### INPUT RECORDS
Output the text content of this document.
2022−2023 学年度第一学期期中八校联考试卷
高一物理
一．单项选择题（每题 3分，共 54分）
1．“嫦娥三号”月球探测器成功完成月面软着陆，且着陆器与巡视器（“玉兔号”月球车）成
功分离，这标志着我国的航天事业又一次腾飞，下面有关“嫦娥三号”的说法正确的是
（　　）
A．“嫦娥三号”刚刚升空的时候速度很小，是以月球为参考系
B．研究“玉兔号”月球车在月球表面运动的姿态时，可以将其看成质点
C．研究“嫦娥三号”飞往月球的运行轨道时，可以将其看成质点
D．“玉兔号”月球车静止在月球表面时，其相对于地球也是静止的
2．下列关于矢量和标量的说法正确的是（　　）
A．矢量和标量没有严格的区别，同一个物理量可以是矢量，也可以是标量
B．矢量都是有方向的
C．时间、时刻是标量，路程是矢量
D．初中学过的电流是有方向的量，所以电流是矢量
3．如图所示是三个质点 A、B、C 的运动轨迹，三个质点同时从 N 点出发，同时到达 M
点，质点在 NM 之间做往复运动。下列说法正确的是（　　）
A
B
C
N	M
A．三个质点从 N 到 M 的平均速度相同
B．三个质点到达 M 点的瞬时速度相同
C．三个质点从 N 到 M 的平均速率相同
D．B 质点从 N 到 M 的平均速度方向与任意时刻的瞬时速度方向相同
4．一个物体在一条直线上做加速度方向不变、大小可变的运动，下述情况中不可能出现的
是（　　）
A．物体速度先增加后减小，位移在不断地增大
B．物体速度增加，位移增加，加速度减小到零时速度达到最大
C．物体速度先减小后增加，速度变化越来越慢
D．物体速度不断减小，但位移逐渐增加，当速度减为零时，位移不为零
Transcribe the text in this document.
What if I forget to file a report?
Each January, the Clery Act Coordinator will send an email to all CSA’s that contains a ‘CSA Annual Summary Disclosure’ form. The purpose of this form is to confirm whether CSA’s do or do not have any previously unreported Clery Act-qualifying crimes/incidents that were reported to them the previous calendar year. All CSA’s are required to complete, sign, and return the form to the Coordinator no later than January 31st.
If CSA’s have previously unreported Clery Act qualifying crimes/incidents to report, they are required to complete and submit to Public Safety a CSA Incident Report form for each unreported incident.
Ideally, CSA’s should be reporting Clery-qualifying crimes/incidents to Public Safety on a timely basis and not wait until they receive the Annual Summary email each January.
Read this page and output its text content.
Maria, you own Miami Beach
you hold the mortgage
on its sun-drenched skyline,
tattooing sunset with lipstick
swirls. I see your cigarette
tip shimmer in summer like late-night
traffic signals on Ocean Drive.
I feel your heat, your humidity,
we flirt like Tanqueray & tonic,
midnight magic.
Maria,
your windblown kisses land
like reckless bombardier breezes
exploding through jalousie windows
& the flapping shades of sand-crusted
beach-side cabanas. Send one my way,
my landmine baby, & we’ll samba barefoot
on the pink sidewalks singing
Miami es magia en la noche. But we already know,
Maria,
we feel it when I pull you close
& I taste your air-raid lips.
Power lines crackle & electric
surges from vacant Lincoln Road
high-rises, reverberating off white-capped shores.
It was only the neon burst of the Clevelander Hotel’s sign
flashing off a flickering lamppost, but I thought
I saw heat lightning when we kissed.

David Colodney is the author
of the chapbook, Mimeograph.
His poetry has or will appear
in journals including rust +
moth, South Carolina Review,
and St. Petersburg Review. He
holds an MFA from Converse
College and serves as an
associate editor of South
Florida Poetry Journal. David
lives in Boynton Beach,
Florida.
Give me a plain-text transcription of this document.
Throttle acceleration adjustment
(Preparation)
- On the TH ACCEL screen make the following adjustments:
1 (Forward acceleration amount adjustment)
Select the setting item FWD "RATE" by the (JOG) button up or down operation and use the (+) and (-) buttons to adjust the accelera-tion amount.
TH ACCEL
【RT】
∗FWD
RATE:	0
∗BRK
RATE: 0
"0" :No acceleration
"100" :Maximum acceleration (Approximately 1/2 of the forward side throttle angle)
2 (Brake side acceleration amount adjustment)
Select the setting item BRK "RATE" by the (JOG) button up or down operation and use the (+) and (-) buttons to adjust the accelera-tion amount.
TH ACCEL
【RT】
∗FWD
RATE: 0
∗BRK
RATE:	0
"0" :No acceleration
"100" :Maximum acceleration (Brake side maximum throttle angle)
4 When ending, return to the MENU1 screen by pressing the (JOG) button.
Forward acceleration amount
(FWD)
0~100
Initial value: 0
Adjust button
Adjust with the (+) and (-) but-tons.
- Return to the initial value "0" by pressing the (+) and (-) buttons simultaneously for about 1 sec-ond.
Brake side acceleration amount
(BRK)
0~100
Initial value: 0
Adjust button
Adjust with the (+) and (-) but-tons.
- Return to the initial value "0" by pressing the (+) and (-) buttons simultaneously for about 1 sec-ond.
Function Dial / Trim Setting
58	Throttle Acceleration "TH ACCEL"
######
- TASK TO CARRY OUT
Gather each line of the listing containing the word "David" and show it.

- ANSWER BELOW
David Colodney is the author
Florida Poetry Journal. David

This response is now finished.